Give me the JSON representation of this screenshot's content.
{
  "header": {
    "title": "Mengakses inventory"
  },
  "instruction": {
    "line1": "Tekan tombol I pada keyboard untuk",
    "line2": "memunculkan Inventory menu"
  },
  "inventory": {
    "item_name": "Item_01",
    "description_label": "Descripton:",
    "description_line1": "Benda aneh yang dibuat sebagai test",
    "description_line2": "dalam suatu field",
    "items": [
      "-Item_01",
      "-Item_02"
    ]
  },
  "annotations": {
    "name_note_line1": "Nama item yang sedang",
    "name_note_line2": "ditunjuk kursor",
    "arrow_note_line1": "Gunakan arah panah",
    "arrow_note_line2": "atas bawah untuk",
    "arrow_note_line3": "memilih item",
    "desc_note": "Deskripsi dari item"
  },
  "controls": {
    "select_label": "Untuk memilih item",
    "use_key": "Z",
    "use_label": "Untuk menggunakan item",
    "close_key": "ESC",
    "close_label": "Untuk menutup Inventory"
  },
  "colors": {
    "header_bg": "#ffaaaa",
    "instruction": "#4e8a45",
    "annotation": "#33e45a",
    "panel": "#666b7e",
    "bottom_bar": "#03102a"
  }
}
==*==
* [To do]
Each line above must be printed exactly as it appears.

* [Result below]
Give me the JSON representation of this screenshot's content.
{
  "header": {
    "title": "Mengakses inventory"
  },
  "instruction": {
    "line1": "Tekan tombol I pada keyboard untuk",
    "line2": "memunculkan Inventory menu"
  },
  "inventory": {
    "item_name": "Item_01",
    "description_label": "Descripton:",
    "description_line1": "Benda aneh yang dibuat sebagai test",
    "description_line2": "dalam suatu field",
    "items": [
      "-Item_01",
      "-Item_02"
    ]
  },
  "annotations": {
    "name_note_line1": "Nama item yang sedang",
    "name_note_line2": "ditunjuk kursor",
    "arrow_note_line1": "Gunakan arah panah",
    "arrow_note_line2": "atas bawah untuk",
    "arrow_note_line3": "memilih item",
    "desc_note": "Deskripsi dari item"
  },
  "controls": {
    "select_label": "Untuk memilih item",
    "use_key": "Z",
    "use_label": "Untuk menggunakan item",
    "close_key": "ESC",
    "close_label": "Untuk menutup Inventory"
  },
  "colors": {
    "header_bg": "#ffaaaa",
    "instruction": "#4e8a45",
    "annotation": "#33e45a",
    "panel": "#666b7e",
    "bottom_bar": "#03102a"
  }
}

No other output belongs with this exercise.